#### [Task instructions]
Output every line below exactly.

#### [Records to use]
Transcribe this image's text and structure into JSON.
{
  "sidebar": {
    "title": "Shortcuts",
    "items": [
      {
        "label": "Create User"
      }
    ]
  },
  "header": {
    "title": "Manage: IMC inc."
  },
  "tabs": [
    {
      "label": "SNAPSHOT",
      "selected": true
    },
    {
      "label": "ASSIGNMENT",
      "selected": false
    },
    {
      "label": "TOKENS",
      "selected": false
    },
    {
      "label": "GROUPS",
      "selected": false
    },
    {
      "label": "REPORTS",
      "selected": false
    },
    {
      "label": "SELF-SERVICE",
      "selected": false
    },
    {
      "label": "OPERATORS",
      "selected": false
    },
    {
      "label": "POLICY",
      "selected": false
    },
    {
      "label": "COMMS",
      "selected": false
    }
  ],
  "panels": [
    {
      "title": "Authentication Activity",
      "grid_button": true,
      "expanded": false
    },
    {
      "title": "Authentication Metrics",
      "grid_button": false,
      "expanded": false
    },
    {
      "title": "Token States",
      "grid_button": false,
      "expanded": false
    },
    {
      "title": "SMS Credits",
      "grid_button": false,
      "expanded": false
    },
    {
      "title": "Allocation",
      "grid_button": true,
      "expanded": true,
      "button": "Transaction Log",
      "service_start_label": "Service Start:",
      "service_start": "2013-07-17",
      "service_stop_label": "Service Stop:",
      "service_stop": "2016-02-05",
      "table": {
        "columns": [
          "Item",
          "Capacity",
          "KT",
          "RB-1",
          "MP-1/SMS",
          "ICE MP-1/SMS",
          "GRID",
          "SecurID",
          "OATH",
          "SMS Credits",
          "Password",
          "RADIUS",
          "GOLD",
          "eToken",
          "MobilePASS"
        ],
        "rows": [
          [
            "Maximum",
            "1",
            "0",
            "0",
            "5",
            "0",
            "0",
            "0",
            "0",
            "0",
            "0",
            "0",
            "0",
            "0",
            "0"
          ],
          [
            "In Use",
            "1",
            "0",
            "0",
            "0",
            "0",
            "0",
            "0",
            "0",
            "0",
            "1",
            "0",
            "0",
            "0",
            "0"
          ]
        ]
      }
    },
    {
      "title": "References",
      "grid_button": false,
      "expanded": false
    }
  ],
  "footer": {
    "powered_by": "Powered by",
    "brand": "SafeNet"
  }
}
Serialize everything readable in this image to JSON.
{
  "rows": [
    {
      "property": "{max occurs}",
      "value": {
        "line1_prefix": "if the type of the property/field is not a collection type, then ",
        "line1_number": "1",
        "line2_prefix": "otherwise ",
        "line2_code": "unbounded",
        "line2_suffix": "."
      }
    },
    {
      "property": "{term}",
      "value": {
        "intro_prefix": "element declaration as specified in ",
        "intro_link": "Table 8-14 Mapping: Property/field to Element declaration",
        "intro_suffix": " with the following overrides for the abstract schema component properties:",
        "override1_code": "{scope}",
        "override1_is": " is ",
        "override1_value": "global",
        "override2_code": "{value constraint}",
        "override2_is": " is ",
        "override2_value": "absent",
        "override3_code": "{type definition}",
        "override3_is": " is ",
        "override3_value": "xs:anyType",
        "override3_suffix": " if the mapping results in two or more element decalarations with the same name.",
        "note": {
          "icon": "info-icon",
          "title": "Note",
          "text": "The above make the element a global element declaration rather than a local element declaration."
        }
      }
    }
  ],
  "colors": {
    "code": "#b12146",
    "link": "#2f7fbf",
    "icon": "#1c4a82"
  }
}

#### [Task answer]
Transcribe this image's text and structure into JSON.
{
  "sidebar": {
    "title": "Shortcuts",
    "items": [
      {
        "label": "Create User"
      }
    ]
  },
  "header": {
    "title": "Manage: IMC inc."
  },
  "tabs": [
    {
      "label": "SNAPSHOT",
      "selected": true
    },
    {
      "label": "ASSIGNMENT",
      "selected": false
    },
    {
      "label": "TOKENS",
      "selected": false
    },
    {
      "label": "GROUPS",
      "selected": false
    },
    {
      "label": "REPORTS",
      "selected": false
    },
    {
      "label": "SELF-SERVICE",
      "selected": false
    },
    {
      "label": "OPERATORS",
      "selected": false
    },
    {
      "label": "POLICY",
      "selected": false
    },
    {
      "label": "COMMS",
      "selected": false
    }
  ],
  "panels": [
    {
      "title": "Authentication Activity",
      "grid_button": true,
      "expanded": false
    },
    {
      "title": "Authentication Metrics",
      "grid_button": false,
      "expanded": false
    },
    {
      "title": "Token States",
      "grid_button": false,
      "expanded": false
    },
    {
      "title": "SMS Credits",
      "grid_button": false,
      "expanded": false
    },
    {
      "title": "Allocation",
      "grid_button": true,
      "expanded": true,
      "button": "Transaction Log",
      "service_start_label": "Service Start:",
      "service_start": "2013-07-17",
      "service_stop_label": "Service Stop:",
      "service_stop": "2016-02-05",
      "table": {
        "columns": [
          "Item",
          "Capacity",
          "KT",
          "RB-1",
          "MP-1/SMS",
          "ICE MP-1/SMS",
          "GRID",
          "SecurID",
          "OATH",
          "SMS Credits",
          "Password",
          "RADIUS",
          "GOLD",
          "eToken",
          "MobilePASS"
        ],
        "rows": [
          [
            "Maximum",
            "1",
            "0",
            "0",
            "5",
            "0",
            "0",
            "0",
            "0",
            "0",
            "0",
            "0",
            "0",
            "0",
            "0"
          ],
          [
            "In Use",
            "1",
            "0",
            "0",
            "0",
            "0",
            "0",
            "0",
            "0",
            "0",
            "1",
            "0",
            "0",
            "0",
            "0"
          ]
        ]
      }
    },
    {
      "title": "References",
      "grid_button": false,
      "expanded": false
    }
  ],
  "footer": {
    "powered_by": "Powered by",
    "brand": "SafeNet"
  }
}
Serialize everything readable in this image to JSON.
{
  "rows": [
    {
      "property": "{max occurs}",
      "value": {
        "line1_prefix": "if the type of the property/field is not a collection type, then ",
        "line1_number": "1",
        "line2_prefix": "otherwise ",
        "line2_code": "unbounded",
        "line2_suffix": "."
      }
    },
    {
      "property": "{term}",
      "value": {
        "intro_prefix": "element declaration as specified in ",
        "intro_link": "Table 8-14 Mapping: Property/field to Element declaration",
        "intro_suffix": " with the following overrides for the abstract schema component properties:",
        "override1_code": "{scope}",
        "override1_is": " is ",
        "override1_value": "global",
        "override2_code": "{value constraint}",
        "override2_is": " is ",
        "override2_value": "absent",
        "override3_code": "{type definition}",
        "override3_is": " is ",
        "override3_value": "xs:anyType",
        "override3_suffix": " if the mapping results in two or more element decalarations with the same name.",
        "note": {
          "icon": "info-icon",
          "title": "Note",
          "text": "The above make the element a global element declaration rather than a local element declaration."
        }
      }
    }
  ],
  "colors": {
    "code": "#b12146",
    "link": "#2f7fbf",
    "icon": "#1c4a82"
  }
}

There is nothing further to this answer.